— Stated goal —
Starting with the line that holds "What data populates", reproduce each line through the last one of the data, exactly as written. Pictures are not copied.

— Supplied information —
####

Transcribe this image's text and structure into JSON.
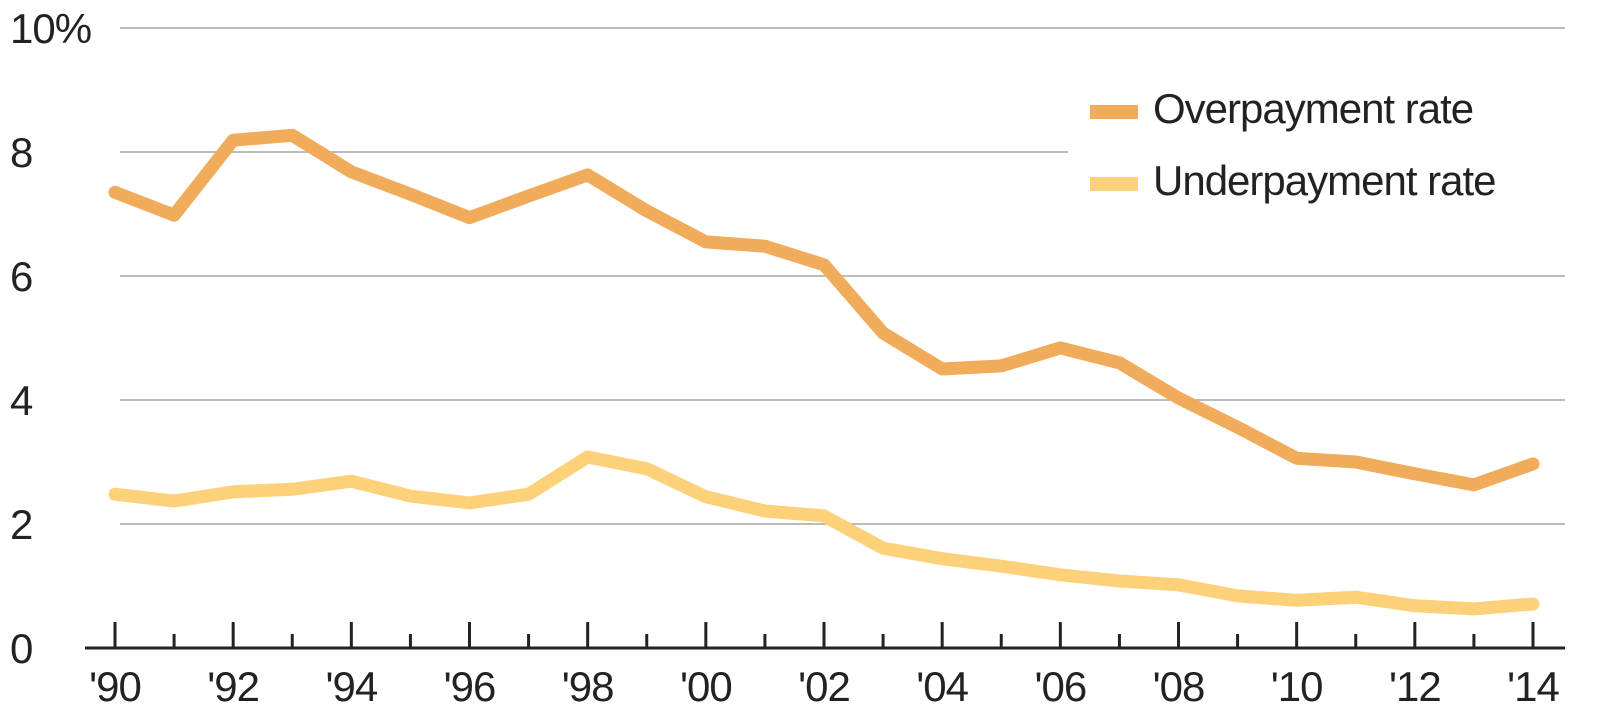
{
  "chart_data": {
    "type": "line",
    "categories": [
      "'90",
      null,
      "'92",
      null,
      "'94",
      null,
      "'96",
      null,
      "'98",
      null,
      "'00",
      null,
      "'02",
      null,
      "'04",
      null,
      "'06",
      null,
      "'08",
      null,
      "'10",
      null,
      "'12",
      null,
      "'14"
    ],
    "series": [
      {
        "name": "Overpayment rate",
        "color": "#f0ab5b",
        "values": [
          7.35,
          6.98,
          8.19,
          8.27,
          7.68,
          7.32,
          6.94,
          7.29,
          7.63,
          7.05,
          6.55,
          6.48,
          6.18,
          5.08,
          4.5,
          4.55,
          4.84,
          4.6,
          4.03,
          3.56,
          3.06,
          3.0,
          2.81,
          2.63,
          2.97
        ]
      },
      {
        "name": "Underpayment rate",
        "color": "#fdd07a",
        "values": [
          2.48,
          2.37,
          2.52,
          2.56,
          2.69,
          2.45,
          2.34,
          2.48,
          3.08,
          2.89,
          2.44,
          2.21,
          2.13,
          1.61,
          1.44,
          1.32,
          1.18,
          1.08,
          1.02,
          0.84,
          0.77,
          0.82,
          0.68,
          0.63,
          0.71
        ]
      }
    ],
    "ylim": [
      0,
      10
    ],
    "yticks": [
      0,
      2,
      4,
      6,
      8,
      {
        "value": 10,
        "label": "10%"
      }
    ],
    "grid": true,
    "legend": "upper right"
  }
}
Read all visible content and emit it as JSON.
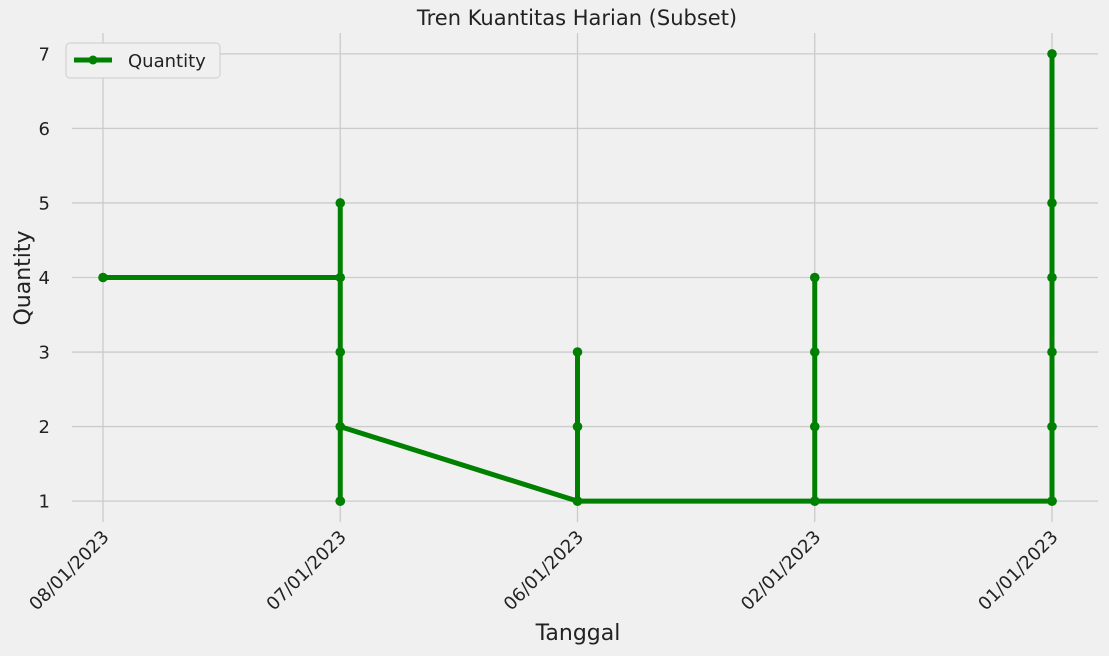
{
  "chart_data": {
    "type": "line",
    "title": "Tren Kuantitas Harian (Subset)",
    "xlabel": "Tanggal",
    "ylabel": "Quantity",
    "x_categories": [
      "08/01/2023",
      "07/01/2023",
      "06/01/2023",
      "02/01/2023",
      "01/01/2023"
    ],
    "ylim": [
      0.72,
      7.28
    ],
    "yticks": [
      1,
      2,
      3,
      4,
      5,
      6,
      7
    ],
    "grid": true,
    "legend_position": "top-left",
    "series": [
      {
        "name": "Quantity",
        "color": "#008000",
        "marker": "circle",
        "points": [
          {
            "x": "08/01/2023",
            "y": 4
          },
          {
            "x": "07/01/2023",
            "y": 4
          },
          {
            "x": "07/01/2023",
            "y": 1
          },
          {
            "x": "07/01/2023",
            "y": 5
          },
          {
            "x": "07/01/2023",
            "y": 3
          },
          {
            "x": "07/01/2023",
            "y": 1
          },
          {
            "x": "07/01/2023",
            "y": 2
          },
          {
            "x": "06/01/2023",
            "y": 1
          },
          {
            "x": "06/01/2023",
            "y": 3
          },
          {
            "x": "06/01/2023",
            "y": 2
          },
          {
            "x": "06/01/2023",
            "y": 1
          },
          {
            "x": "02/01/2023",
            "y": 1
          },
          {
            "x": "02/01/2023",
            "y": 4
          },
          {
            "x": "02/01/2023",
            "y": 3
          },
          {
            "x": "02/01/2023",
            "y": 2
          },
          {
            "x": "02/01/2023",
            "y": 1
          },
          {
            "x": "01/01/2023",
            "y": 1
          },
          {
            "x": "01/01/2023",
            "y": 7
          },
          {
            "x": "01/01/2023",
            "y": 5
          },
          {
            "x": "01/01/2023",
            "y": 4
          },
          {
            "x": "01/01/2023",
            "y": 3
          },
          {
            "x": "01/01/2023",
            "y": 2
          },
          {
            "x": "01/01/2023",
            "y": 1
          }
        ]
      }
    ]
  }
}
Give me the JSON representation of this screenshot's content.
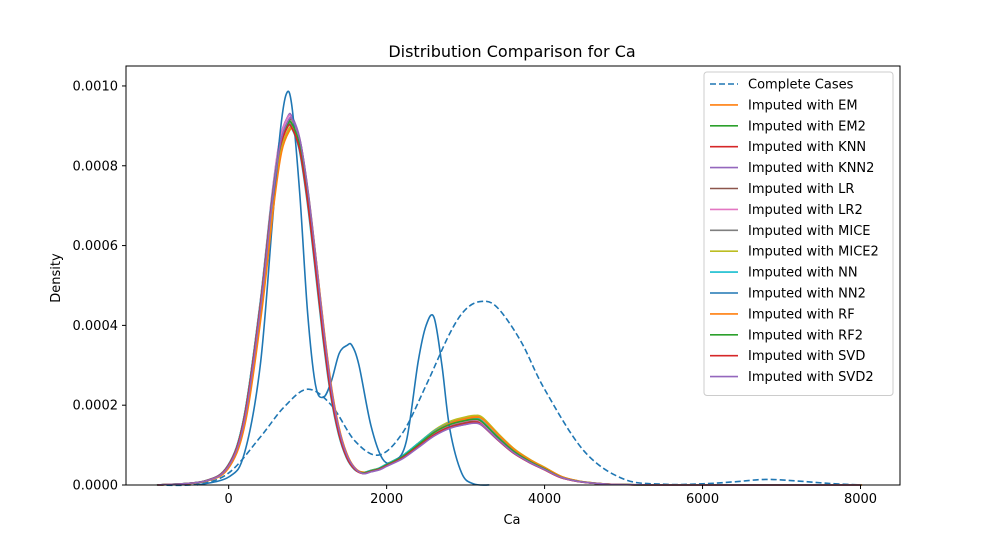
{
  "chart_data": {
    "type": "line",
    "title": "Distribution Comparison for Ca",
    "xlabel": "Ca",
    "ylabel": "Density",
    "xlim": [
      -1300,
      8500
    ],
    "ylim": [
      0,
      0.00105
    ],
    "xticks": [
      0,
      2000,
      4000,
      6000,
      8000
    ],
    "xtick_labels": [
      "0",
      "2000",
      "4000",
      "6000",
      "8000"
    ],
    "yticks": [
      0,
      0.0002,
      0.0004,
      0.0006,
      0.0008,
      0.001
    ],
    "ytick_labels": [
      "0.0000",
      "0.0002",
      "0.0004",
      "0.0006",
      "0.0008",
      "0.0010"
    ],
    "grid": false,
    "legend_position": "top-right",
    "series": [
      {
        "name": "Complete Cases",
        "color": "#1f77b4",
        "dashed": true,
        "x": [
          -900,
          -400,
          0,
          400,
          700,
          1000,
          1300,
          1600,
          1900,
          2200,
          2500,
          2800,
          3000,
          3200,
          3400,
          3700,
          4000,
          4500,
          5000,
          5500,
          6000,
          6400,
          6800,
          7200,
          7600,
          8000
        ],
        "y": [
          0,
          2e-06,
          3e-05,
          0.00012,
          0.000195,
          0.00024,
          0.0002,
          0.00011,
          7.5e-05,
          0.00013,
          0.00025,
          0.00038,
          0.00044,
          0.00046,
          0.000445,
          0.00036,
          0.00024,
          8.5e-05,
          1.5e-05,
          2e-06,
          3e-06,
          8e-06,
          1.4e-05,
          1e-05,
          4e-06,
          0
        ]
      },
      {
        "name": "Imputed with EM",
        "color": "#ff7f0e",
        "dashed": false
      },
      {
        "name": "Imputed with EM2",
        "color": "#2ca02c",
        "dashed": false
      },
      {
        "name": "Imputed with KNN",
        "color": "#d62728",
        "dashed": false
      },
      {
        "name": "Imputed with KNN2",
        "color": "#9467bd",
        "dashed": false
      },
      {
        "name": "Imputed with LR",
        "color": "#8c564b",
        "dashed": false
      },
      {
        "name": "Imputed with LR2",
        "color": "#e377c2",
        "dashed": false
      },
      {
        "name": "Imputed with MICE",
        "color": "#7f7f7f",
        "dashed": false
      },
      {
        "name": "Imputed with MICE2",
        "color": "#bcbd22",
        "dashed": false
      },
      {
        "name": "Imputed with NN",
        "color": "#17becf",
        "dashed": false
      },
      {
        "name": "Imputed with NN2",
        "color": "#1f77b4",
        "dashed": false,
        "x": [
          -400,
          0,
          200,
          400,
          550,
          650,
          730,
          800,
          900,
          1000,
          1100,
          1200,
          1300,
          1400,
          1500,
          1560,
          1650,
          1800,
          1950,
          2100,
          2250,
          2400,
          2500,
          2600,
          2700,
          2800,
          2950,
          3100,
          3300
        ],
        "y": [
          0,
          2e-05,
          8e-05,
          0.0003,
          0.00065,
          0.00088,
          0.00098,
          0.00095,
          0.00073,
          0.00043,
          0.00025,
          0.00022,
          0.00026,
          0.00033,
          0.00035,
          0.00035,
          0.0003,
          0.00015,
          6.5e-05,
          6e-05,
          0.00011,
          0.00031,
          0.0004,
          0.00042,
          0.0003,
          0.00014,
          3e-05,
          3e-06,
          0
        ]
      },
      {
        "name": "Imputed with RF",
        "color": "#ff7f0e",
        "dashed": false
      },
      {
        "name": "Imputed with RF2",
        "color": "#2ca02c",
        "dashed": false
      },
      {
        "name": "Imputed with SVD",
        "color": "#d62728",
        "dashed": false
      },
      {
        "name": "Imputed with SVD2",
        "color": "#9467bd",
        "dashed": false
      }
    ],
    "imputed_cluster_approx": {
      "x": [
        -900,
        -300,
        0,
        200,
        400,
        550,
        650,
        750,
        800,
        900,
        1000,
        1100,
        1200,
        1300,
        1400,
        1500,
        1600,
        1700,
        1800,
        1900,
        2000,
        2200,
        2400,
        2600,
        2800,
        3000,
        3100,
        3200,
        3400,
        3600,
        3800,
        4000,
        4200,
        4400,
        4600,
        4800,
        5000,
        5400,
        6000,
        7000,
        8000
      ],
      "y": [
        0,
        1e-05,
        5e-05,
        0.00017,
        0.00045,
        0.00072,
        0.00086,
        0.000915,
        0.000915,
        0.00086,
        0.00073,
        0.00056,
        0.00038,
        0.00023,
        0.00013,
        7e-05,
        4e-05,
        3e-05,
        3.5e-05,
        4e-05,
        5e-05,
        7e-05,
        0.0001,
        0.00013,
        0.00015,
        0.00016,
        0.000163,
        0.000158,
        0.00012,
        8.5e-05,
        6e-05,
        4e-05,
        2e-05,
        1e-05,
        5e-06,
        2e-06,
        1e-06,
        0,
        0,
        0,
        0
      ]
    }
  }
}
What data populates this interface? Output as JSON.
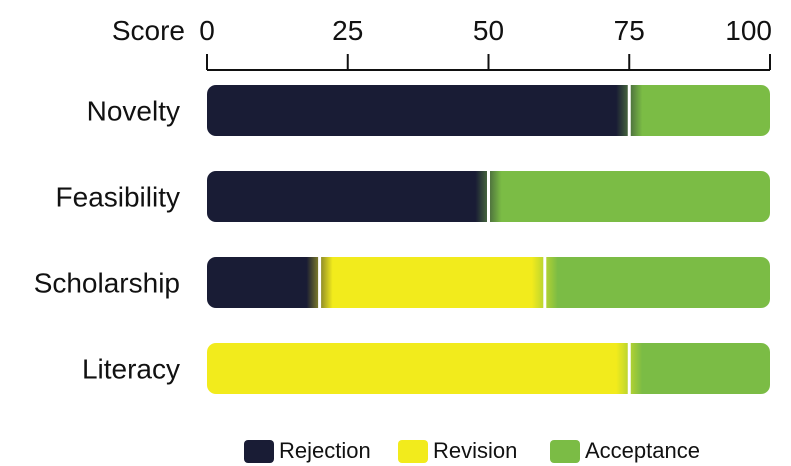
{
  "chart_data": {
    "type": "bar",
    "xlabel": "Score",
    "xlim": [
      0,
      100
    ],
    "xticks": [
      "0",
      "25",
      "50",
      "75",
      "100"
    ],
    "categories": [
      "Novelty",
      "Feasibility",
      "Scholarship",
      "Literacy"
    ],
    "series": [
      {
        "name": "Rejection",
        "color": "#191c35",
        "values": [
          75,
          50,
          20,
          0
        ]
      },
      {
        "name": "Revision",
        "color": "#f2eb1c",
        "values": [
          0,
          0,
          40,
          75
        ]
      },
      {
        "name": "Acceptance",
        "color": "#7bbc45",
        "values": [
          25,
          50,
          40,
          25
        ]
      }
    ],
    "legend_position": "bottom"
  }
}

####

— In response —
What data populates this interface? Output as JSON.
{
  "chart_data": {
    "type": "bar",
    "xlabel": "Score",
    "xlim": [
      0,
      100
    ],
    "xticks": [
      "0",
      "25",
      "50",
      "75",
      "100"
    ],
    "categories": [
      "Novelty",
      "Feasibility",
      "Scholarship",
      "Literacy"
    ],
    "series": [
      {
        "name": "Rejection",
        "color": "#191c35",
        "values": [
          75,
          50,
          20,
          0
        ]
      },
      {
        "name": "Revision",
        "color": "#f2eb1c",
        "values": [
          0,
          0,
          40,
          75
        ]
      },
      {
        "name": "Acceptance",
        "color": "#7bbc45",
        "values": [
          25,
          50,
          40,
          25
        ]
      }
    ],
    "legend_position": "bottom"
  }
}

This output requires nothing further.